# What the exercise asks
Return the full material exactly.

# Data listing
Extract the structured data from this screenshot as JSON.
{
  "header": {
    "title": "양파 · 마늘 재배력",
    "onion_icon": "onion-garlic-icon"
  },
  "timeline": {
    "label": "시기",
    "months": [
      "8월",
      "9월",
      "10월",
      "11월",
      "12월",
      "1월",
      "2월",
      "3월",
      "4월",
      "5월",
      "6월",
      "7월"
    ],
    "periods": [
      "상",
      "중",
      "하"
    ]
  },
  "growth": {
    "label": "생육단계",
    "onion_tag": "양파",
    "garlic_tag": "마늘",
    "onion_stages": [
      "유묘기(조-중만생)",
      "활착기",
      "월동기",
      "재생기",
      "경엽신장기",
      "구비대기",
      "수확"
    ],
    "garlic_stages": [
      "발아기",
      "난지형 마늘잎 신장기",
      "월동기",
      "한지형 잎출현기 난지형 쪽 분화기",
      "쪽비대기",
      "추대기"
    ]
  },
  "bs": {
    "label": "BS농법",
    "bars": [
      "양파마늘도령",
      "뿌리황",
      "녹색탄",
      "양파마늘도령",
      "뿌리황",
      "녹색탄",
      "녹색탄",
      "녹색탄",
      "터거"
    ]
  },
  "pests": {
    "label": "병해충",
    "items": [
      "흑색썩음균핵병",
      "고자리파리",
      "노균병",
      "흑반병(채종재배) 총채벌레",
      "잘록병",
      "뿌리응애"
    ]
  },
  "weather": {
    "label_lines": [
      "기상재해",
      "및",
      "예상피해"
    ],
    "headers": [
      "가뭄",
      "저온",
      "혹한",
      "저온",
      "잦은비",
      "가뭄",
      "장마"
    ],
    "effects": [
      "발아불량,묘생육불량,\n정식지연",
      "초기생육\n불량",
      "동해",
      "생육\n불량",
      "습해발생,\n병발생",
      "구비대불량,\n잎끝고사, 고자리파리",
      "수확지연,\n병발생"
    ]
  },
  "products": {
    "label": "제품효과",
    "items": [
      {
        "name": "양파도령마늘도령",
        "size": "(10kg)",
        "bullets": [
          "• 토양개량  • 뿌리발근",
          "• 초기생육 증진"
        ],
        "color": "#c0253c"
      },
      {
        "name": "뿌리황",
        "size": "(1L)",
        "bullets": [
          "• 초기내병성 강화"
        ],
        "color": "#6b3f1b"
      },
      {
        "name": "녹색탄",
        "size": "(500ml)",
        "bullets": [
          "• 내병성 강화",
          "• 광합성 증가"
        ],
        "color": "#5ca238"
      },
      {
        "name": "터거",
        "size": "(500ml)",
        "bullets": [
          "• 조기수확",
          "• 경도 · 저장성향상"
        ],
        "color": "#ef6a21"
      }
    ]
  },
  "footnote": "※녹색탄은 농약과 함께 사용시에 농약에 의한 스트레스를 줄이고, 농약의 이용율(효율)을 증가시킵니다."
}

# Worked answer
Extract the structured data from this screenshot as JSON.
{
  "header": {
    "title": "양파 · 마늘 재배력",
    "onion_icon": "onion-garlic-icon"
  },
  "timeline": {
    "label": "시기",
    "months": [
      "8월",
      "9월",
      "10월",
      "11월",
      "12월",
      "1월",
      "2월",
      "3월",
      "4월",
      "5월",
      "6월",
      "7월"
    ],
    "periods": [
      "상",
      "중",
      "하"
    ]
  },
  "growth": {
    "label": "생육단계",
    "onion_tag": "양파",
    "garlic_tag": "마늘",
    "onion_stages": [
      "유묘기(조-중만생)",
      "활착기",
      "월동기",
      "재생기",
      "경엽신장기",
      "구비대기",
      "수확"
    ],
    "garlic_stages": [
      "발아기",
      "난지형 마늘잎 신장기",
      "월동기",
      "한지형 잎출현기 난지형 쪽 분화기",
      "쪽비대기",
      "추대기"
    ]
  },
  "bs": {
    "label": "BS농법",
    "bars": [
      "양파마늘도령",
      "뿌리황",
      "녹색탄",
      "양파마늘도령",
      "뿌리황",
      "녹색탄",
      "녹색탄",
      "녹색탄",
      "터거"
    ]
  },
  "pests": {
    "label": "병해충",
    "items": [
      "흑색썩음균핵병",
      "고자리파리",
      "노균병",
      "흑반병(채종재배) 총채벌레",
      "잘록병",
      "뿌리응애"
    ]
  },
  "weather": {
    "label_lines": [
      "기상재해",
      "및",
      "예상피해"
    ],
    "headers": [
      "가뭄",
      "저온",
      "혹한",
      "저온",
      "잦은비",
      "가뭄",
      "장마"
    ],
    "effects": [
      "발아불량,묘생육불량,\n정식지연",
      "초기생육\n불량",
      "동해",
      "생육\n불량",
      "습해발생,\n병발생",
      "구비대불량,\n잎끝고사, 고자리파리",
      "수확지연,\n병발생"
    ]
  },
  "products": {
    "label": "제품효과",
    "items": [
      {
        "name": "양파도령마늘도령",
        "size": "(10kg)",
        "bullets": [
          "• 토양개량  • 뿌리발근",
          "• 초기생육 증진"
        ],
        "color": "#c0253c"
      },
      {
        "name": "뿌리황",
        "size": "(1L)",
        "bullets": [
          "• 초기내병성 강화"
        ],
        "color": "#6b3f1b"
      },
      {
        "name": "녹색탄",
        "size": "(500ml)",
        "bullets": [
          "• 내병성 강화",
          "• 광합성 증가"
        ],
        "color": "#5ca238"
      },
      {
        "name": "터거",
        "size": "(500ml)",
        "bullets": [
          "• 조기수확",
          "• 경도 · 저장성향상"
        ],
        "color": "#ef6a21"
      }
    ]
  },
  "footnote": "※녹색탄은 농약과 함께 사용시에 농약에 의한 스트레스를 줄이고, 농약의 이용율(효율)을 증가시킵니다."
}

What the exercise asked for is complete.